• TASK INPUT:

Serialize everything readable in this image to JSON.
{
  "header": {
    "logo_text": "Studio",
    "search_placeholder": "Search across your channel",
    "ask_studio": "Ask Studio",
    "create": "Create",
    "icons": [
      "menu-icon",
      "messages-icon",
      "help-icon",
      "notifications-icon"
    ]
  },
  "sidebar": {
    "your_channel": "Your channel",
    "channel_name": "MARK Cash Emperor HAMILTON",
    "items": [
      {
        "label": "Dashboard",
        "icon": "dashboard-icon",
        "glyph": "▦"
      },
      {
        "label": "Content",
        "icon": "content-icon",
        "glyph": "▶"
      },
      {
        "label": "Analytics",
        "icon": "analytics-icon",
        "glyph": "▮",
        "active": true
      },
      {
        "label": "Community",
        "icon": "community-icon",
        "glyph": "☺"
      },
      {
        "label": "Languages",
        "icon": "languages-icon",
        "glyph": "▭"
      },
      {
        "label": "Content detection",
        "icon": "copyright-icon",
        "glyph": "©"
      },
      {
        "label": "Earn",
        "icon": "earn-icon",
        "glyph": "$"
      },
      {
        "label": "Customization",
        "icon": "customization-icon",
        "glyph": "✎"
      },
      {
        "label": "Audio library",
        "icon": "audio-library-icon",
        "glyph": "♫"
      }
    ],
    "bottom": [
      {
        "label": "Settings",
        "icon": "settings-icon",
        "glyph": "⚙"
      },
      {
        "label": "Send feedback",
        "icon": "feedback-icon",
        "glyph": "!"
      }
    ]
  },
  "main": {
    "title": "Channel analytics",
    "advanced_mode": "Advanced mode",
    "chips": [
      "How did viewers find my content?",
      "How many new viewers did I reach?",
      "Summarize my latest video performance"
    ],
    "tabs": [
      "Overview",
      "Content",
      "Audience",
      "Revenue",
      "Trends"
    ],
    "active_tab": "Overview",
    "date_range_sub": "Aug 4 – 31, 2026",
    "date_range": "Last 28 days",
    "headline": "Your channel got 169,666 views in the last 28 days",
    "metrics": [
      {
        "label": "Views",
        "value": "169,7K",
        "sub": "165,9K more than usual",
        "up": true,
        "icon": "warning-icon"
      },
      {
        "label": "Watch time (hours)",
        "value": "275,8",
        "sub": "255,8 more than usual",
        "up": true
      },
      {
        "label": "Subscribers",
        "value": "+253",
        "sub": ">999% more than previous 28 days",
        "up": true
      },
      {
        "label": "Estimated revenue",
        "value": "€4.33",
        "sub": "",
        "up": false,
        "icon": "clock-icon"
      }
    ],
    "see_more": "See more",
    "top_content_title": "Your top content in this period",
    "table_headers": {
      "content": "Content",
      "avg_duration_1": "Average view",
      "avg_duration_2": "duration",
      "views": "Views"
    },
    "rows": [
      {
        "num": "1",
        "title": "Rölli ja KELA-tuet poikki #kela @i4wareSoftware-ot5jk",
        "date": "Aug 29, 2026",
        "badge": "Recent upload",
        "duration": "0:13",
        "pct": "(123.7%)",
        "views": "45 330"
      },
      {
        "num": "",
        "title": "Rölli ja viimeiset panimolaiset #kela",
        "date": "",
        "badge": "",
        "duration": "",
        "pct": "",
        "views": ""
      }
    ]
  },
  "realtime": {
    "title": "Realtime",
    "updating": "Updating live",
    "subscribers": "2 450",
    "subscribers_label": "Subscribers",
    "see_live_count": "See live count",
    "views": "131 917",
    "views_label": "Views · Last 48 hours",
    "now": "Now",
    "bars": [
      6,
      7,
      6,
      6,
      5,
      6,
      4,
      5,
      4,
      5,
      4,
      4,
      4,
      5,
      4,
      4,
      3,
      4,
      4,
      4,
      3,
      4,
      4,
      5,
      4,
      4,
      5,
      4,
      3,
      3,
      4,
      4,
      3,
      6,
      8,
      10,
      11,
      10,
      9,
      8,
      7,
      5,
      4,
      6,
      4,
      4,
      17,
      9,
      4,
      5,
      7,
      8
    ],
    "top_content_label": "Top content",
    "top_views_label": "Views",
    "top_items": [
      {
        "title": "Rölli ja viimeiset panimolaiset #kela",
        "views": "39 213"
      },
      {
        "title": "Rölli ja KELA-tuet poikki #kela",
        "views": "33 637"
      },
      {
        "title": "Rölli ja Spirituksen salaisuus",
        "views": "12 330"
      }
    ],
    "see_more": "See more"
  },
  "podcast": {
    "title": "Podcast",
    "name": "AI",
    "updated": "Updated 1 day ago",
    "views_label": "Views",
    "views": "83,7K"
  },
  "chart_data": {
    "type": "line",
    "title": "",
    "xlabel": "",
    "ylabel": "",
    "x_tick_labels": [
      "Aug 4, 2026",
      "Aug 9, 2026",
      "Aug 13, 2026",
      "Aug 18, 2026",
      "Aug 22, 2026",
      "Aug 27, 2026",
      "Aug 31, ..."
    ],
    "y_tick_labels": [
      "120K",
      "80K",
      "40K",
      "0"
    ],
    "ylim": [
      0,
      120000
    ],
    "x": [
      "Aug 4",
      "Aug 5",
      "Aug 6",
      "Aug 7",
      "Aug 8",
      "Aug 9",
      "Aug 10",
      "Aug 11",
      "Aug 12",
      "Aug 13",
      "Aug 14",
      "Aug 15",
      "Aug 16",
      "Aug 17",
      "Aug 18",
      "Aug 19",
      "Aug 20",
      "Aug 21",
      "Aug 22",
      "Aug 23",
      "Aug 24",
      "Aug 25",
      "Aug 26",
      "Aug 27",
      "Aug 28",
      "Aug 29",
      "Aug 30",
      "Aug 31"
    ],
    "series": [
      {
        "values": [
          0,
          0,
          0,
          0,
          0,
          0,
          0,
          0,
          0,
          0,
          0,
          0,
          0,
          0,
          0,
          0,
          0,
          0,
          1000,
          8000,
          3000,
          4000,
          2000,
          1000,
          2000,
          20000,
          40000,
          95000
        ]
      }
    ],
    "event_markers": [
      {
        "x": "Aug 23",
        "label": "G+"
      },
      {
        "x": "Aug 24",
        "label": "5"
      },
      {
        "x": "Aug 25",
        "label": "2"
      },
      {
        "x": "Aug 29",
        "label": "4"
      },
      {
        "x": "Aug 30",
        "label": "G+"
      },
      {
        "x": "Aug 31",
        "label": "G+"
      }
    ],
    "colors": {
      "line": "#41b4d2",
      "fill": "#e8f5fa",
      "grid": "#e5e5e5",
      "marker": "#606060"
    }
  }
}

• WHAT YOU SHOULD DO:
Please reproduce all of the entries exactly as they stand.

• ANSWER TO THE PROBLEM:
Serialize everything readable in this image to JSON.
{
  "header": {
    "logo_text": "Studio",
    "search_placeholder": "Search across your channel",
    "ask_studio": "Ask Studio",
    "create": "Create",
    "icons": [
      "menu-icon",
      "messages-icon",
      "help-icon",
      "notifications-icon"
    ]
  },
  "sidebar": {
    "your_channel": "Your channel",
    "channel_name": "MARK Cash Emperor HAMILTON",
    "items": [
      {
        "label": "Dashboard",
        "icon": "dashboard-icon",
        "glyph": "▦"
      },
      {
        "label": "Content",
        "icon": "content-icon",
        "glyph": "▶"
      },
      {
        "label": "Analytics",
        "icon": "analytics-icon",
        "glyph": "▮",
        "active": true
      },
      {
        "label": "Community",
        "icon": "community-icon",
        "glyph": "☺"
      },
      {
        "label": "Languages",
        "icon": "languages-icon",
        "glyph": "▭"
      },
      {
        "label": "Content detection",
        "icon": "copyright-icon",
        "glyph": "©"
      },
      {
        "label": "Earn",
        "icon": "earn-icon",
        "glyph": "$"
      },
      {
        "label": "Customization",
        "icon": "customization-icon",
        "glyph": "✎"
      },
      {
        "label": "Audio library",
        "icon": "audio-library-icon",
        "glyph": "♫"
      }
    ],
    "bottom": [
      {
        "label": "Settings",
        "icon": "settings-icon",
        "glyph": "⚙"
      },
      {
        "label": "Send feedback",
        "icon": "feedback-icon",
        "glyph": "!"
      }
    ]
  },
  "main": {
    "title": "Channel analytics",
    "advanced_mode": "Advanced mode",
    "chips": [
      "How did viewers find my content?",
      "How many new viewers did I reach?",
      "Summarize my latest video performance"
    ],
    "tabs": [
      "Overview",
      "Content",
      "Audience",
      "Revenue",
      "Trends"
    ],
    "active_tab": "Overview",
    "date_range_sub": "Aug 4 – 31, 2026",
    "date_range": "Last 28 days",
    "headline": "Your channel got 169,666 views in the last 28 days",
    "metrics": [
      {
        "label": "Views",
        "value": "169,7K",
        "sub": "165,9K more than usual",
        "up": true,
        "icon": "warning-icon"
      },
      {
        "label": "Watch time (hours)",
        "value": "275,8",
        "sub": "255,8 more than usual",
        "up": true
      },
      {
        "label": "Subscribers",
        "value": "+253",
        "sub": ">999% more than previous 28 days",
        "up": true
      },
      {
        "label": "Estimated revenue",
        "value": "€4.33",
        "sub": "",
        "up": false,
        "icon": "clock-icon"
      }
    ],
    "see_more": "See more",
    "top_content_title": "Your top content in this period",
    "table_headers": {
      "content": "Content",
      "avg_duration_1": "Average view",
      "avg_duration_2": "duration",
      "views": "Views"
    },
    "rows": [
      {
        "num": "1",
        "title": "Rölli ja KELA-tuet poikki #kela @i4wareSoftware-ot5jk",
        "date": "Aug 29, 2026",
        "badge": "Recent upload",
        "duration": "0:13",
        "pct": "(123.7%)",
        "views": "45 330"
      },
      {
        "num": "",
        "title": "Rölli ja viimeiset panimolaiset #kela",
        "date": "",
        "badge": "",
        "duration": "",
        "pct": "",
        "views": ""
      }
    ]
  },
  "realtime": {
    "title": "Realtime",
    "updating": "Updating live",
    "subscribers": "2 450",
    "subscribers_label": "Subscribers",
    "see_live_count": "See live count",
    "views": "131 917",
    "views_label": "Views · Last 48 hours",
    "now": "Now",
    "bars": [
      6,
      7,
      6,
      6,
      5,
      6,
      4,
      5,
      4,
      5,
      4,
      4,
      4,
      5,
      4,
      4,
      3,
      4,
      4,
      4,
      3,
      4,
      4,
      5,
      4,
      4,
      5,
      4,
      3,
      3,
      4,
      4,
      3,
      6,
      8,
      10,
      11,
      10,
      9,
      8,
      7,
      5,
      4,
      6,
      4,
      4,
      17,
      9,
      4,
      5,
      7,
      8
    ],
    "top_content_label": "Top content",
    "top_views_label": "Views",
    "top_items": [
      {
        "title": "Rölli ja viimeiset panimolaiset #kela",
        "views": "39 213"
      },
      {
        "title": "Rölli ja KELA-tuet poikki #kela",
        "views": "33 637"
      },
      {
        "title": "Rölli ja Spirituksen salaisuus",
        "views": "12 330"
      }
    ],
    "see_more": "See more"
  },
  "podcast": {
    "title": "Podcast",
    "name": "AI",
    "updated": "Updated 1 day ago",
    "views_label": "Views",
    "views": "83,7K"
  },
  "chart_data": {
    "type": "line",
    "title": "",
    "xlabel": "",
    "ylabel": "",
    "x_tick_labels": [
      "Aug 4, 2026",
      "Aug 9, 2026",
      "Aug 13, 2026",
      "Aug 18, 2026",
      "Aug 22, 2026",
      "Aug 27, 2026",
      "Aug 31, ..."
    ],
    "y_tick_labels": [
      "120K",
      "80K",
      "40K",
      "0"
    ],
    "ylim": [
      0,
      120000
    ],
    "x": [
      "Aug 4",
      "Aug 5",
      "Aug 6",
      "Aug 7",
      "Aug 8",
      "Aug 9",
      "Aug 10",
      "Aug 11",
      "Aug 12",
      "Aug 13",
      "Aug 14",
      "Aug 15",
      "Aug 16",
      "Aug 17",
      "Aug 18",
      "Aug 19",
      "Aug 20",
      "Aug 21",
      "Aug 22",
      "Aug 23",
      "Aug 24",
      "Aug 25",
      "Aug 26",
      "Aug 27",
      "Aug 28",
      "Aug 29",
      "Aug 30",
      "Aug 31"
    ],
    "series": [
      {
        "values": [
          0,
          0,
          0,
          0,
          0,
          0,
          0,
          0,
          0,
          0,
          0,
          0,
          0,
          0,
          0,
          0,
          0,
          0,
          1000,
          8000,
          3000,
          4000,
          2000,
          1000,
          2000,
          20000,
          40000,
          95000
        ]
      }
    ],
    "event_markers": [
      {
        "x": "Aug 23",
        "label": "G+"
      },
      {
        "x": "Aug 24",
        "label": "5"
      },
      {
        "x": "Aug 25",
        "label": "2"
      },
      {
        "x": "Aug 29",
        "label": "4"
      },
      {
        "x": "Aug 30",
        "label": "G+"
      },
      {
        "x": "Aug 31",
        "label": "G+"
      }
    ],
    "colors": {
      "line": "#41b4d2",
      "fill": "#e8f5fa",
      "grid": "#e5e5e5",
      "marker": "#606060"
    }
  }
}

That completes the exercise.